▶ _REQUIRED TASKS_:
1. Answer these questions about the Rotate String problem text:
(a) What is the largest length that A and B can have?
(b) What output is given for Example 2?
(c) In the rolling hash definition, what does S[i] stand for?
2. Pick up the Rotate String write-up right after its last sentence and continue it.

▶ _PROVIDED PASSAGE_:
┌────────
LeetCode 796 - Rotate String


https://leetcode.com/problems/rotate-string/description/
We are given two strings, A and B.
shift on A consists of taking string A and moving the leftmost character to the rightmost position. For example, if A = 'abcde', then it will be 'bcdea' after one shift on A. Return True if and only if A can become B after some number of shifts on A.
Example 1:
Input: A = 'abcde', B = 'cdeab'
Output: true

Example 2:
Input: A = 'abcde', B = 'abced'
Output: false
Note:
  • A and B will have length at most 100.
    public boolean rotateString(String A, String B) {
        return A.length() == B.length() && (A + A).contains(B);
    }


X. O(N^2)
    public boolean rotateString(String A, String B) {
        if (A.length() != B.length())
            return false;
        if (A.length() == 0)
            return true;

        search:
            for (int s = 0; s < A.length(); ++s) {
                for (int i = 0; i < A.length(); ++i) {
                    if (A.charAt((s+i) % A.length()) != B.charAt(i))
                        continue search;
                }
                return true;
            }
        return false;
    }

X. Rolling hash
For a string S, say hash(S) = (S[0] * P**0 + S[1] * P**1 + S[2] * P**2 + ...) % MOD, where X**Yrepresents exponentiation, and S[i] is the ASCII character code of the string at that index.
The idea is that hash(S) has output that is approximately uniformly distributed between [0, 1, 2, ..., MOD-1], and so if hash(S) == hash(T) it is very likely that S == T.
└────────
▶ _ENTRIES PROVIDED_:
┌────────
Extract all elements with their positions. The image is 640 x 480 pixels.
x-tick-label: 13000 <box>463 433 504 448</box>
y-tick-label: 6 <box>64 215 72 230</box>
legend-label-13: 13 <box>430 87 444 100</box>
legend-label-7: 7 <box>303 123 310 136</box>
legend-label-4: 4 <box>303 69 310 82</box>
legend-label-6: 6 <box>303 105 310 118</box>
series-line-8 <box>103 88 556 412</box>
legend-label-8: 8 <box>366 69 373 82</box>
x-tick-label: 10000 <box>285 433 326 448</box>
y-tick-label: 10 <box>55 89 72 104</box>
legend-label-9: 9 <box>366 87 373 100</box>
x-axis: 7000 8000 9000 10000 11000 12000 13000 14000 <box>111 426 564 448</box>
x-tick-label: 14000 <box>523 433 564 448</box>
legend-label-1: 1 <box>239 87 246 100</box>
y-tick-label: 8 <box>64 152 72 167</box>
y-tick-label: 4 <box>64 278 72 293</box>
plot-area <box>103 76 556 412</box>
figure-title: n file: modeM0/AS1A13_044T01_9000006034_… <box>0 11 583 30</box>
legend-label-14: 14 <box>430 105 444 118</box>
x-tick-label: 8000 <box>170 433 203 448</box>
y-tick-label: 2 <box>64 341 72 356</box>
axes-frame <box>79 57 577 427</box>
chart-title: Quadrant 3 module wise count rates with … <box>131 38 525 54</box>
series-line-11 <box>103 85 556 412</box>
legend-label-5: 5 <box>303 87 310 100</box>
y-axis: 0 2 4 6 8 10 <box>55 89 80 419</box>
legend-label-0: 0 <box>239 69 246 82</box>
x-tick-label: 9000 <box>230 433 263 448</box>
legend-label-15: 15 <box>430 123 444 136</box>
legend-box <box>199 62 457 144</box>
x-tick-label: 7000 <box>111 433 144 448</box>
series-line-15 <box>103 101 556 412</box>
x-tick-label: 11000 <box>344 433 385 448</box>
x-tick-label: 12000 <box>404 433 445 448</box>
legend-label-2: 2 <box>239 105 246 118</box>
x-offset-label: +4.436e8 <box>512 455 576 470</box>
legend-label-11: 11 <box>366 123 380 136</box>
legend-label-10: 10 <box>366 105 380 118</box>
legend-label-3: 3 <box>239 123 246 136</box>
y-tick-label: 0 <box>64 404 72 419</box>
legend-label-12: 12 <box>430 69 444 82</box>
└────────
▶ _PER-TASK ANSWERS_:
1.
(a) 100
(b) false
(c) The ASCII character code of the string at that index.

2.
Now say we have a hash hash(A), and we want the hash of A[1], A[2], ..., A[N-1], A[0]. We can subtract A[0] from the hash, divide by P, and add A[0] * P**(N-1). (Our division is under the finite field \mathbb{F}_\text{MOD} - done by multiplying by the modular inverse Pinv = pow(P, MOD-2, MOD).)

    public boolean rotateString(String A, String B) {
        if (A.equals(B)) return true;

        int MOD = 1_000_000_007;
        int P = 113;
        int Pinv = BigInteger.valueOf(P).modInverse(BigInteger.valueOf(MOD)).intValue();

        long hb = 0, power = 1;
        for (char x: B.toCharArray()) {
            hb = (hb + power * x) % MOD;
            power = power * P % MOD;
        }

        long ha = 0; power = 1;
        char[] ca = A.toCharArray();
        for (char x: ca) {
            ha = (ha + power * x) % MOD;
            power = power * P % MOD;
        }

        for (int i = 0; i < ca.length; ++i) {
            char x = ca[i];
            ha += power * x - x;
            ha %= MOD;
            ha *= Pinv;
            ha %= MOD;
            if (ha == hb && (A.substring(i+1) + A.substring(0, i+1)).equals(B))
                return true;

        }
        return false;
    }

X. KMP
The shift table tells us about the largest prefix of B that ends here. More specifically, B[:shifts[i+1]] == B[i - shifts[i+1] : i] is the largest possible prefix of B ending before B[i].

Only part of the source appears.